Records from a collection of figures
# # #

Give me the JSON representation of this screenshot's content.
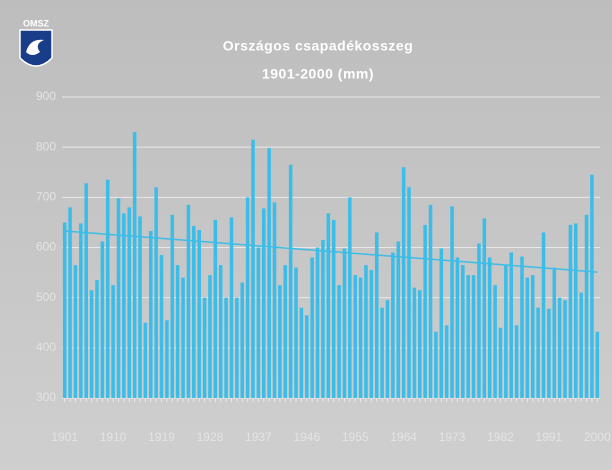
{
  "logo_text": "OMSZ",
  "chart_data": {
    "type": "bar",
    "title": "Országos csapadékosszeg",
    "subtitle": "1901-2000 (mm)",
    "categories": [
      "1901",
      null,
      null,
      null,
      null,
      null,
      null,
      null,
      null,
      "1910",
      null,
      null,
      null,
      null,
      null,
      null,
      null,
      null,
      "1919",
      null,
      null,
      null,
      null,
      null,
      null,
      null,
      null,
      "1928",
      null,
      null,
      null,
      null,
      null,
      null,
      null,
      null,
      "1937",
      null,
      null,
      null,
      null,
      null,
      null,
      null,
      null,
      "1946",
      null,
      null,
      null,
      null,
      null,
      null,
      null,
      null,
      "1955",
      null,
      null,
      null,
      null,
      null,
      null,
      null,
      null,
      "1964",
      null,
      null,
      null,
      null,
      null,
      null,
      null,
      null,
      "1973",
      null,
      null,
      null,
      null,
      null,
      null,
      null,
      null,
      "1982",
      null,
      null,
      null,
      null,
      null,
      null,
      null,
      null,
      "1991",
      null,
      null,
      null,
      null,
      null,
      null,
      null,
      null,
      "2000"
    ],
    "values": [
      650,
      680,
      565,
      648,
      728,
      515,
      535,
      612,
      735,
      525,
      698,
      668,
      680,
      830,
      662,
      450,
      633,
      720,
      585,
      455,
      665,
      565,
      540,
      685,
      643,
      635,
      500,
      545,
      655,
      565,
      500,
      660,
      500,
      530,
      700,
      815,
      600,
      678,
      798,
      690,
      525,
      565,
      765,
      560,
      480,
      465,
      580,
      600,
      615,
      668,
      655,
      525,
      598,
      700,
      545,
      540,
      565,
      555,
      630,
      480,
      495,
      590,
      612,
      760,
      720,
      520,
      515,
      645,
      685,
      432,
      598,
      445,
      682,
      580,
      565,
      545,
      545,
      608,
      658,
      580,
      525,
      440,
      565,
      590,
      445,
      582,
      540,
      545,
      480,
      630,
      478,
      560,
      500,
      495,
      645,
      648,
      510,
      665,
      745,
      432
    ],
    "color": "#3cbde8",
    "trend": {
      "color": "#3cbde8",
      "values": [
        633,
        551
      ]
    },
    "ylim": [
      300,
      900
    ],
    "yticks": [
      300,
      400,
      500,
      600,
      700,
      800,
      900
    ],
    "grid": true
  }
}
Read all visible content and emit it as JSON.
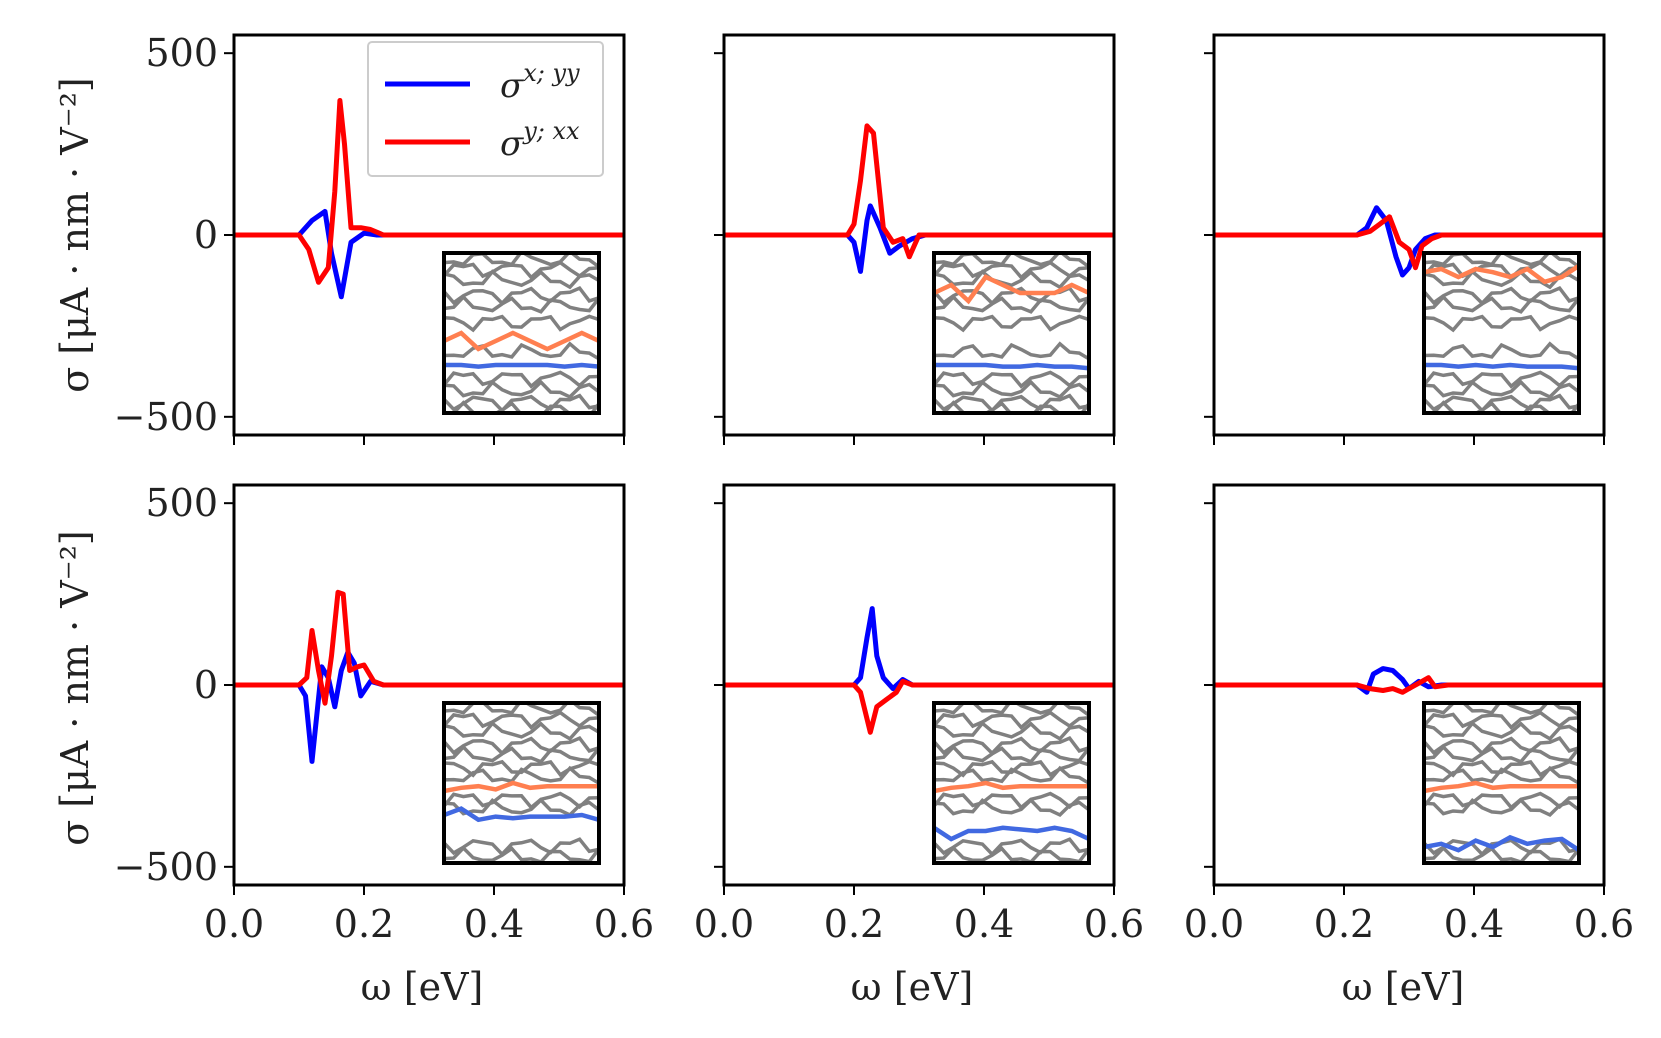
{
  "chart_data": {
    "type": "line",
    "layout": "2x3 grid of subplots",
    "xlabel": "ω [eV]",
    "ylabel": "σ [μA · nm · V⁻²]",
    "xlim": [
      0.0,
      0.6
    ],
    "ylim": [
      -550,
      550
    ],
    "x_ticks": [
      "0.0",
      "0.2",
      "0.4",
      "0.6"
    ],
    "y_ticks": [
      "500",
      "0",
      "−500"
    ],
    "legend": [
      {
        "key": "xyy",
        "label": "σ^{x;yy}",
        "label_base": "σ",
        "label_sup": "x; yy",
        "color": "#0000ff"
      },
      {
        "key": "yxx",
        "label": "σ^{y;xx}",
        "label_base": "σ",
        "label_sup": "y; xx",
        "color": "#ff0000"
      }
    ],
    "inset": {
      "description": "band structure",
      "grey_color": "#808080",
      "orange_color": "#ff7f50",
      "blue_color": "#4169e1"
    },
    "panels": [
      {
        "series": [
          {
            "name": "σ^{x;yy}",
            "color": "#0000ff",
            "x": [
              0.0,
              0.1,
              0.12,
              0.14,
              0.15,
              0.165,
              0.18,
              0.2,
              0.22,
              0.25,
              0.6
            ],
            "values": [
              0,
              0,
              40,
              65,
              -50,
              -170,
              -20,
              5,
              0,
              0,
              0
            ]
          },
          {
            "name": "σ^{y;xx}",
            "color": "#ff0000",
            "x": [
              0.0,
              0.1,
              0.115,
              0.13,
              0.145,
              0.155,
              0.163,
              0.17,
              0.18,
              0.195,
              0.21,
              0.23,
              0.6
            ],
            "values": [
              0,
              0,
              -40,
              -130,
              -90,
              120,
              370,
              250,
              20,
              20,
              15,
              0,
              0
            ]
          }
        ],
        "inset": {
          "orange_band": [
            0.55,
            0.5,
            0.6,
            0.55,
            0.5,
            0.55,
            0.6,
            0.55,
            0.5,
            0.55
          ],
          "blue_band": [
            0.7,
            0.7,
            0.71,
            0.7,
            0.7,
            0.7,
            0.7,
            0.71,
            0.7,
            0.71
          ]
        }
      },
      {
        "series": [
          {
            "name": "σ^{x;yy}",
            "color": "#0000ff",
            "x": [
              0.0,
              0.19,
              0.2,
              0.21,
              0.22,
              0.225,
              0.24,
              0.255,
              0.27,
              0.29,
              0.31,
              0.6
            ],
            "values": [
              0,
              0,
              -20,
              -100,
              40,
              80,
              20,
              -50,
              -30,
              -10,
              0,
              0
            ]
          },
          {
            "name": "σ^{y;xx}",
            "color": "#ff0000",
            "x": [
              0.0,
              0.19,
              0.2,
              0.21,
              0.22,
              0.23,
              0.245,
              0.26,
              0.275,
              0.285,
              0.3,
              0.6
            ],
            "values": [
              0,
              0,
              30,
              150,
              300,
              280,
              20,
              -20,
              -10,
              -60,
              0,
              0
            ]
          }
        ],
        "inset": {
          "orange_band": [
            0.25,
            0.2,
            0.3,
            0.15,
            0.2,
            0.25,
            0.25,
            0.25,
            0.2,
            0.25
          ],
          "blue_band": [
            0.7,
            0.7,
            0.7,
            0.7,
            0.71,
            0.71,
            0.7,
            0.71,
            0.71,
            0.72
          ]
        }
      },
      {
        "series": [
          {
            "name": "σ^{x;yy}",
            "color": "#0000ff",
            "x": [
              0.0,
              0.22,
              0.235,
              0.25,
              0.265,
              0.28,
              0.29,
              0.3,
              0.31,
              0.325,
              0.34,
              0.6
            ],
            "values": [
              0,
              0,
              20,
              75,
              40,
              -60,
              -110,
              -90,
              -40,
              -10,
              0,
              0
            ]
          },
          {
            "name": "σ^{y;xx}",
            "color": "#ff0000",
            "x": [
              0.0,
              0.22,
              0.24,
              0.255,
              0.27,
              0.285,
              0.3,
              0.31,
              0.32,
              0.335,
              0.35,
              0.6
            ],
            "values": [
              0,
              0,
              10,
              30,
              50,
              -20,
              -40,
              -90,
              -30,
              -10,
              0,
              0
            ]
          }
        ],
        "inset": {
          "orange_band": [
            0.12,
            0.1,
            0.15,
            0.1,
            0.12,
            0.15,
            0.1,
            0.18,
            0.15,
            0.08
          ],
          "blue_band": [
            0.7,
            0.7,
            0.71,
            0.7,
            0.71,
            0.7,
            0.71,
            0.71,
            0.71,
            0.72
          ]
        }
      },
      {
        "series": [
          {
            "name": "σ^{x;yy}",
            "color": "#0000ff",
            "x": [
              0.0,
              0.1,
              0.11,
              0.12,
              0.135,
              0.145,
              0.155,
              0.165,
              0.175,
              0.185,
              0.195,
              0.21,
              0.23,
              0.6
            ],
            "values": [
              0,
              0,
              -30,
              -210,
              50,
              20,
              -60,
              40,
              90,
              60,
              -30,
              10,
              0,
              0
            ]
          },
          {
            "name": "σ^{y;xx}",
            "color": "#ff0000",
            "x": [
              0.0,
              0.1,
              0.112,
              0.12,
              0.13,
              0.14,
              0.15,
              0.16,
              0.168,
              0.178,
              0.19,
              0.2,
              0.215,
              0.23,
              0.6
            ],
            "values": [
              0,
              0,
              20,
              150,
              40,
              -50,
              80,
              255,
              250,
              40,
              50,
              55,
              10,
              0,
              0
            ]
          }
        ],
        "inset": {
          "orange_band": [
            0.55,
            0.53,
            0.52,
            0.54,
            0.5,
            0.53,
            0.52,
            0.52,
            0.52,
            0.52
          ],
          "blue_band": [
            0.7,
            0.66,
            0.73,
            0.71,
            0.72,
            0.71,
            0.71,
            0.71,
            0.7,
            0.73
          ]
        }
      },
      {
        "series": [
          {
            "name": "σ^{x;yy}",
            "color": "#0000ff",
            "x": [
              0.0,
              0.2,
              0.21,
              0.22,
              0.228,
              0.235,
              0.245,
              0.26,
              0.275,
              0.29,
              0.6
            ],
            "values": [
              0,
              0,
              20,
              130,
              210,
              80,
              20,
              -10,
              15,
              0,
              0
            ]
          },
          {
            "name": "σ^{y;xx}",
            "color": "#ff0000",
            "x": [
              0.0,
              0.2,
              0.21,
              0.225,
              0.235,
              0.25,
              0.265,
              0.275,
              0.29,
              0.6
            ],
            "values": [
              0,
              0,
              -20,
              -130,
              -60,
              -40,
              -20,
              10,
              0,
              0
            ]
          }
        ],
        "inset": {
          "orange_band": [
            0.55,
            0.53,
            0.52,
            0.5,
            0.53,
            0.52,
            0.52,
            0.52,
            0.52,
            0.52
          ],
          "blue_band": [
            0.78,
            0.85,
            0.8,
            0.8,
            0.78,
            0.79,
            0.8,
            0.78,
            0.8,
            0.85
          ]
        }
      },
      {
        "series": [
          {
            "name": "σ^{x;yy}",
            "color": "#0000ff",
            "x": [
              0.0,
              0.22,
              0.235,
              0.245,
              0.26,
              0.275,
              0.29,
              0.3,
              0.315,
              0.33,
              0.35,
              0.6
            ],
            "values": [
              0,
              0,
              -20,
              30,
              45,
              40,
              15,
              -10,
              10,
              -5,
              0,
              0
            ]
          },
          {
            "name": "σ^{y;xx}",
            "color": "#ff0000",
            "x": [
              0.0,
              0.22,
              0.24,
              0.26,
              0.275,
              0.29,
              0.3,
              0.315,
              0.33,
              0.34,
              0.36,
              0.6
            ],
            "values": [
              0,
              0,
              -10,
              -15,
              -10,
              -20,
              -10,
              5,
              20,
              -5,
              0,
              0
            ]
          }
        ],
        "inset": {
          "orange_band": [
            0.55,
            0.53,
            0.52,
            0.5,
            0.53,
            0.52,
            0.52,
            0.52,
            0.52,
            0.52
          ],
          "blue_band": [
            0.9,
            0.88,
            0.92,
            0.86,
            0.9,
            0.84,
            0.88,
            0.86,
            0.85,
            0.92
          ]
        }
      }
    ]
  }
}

# # #

- _Goal_:
Search the data for the word "grid" and copy each line where it appears.

- _Answer to the problem_:
    "grid": true
    "layout": "2x3 grid of subplots",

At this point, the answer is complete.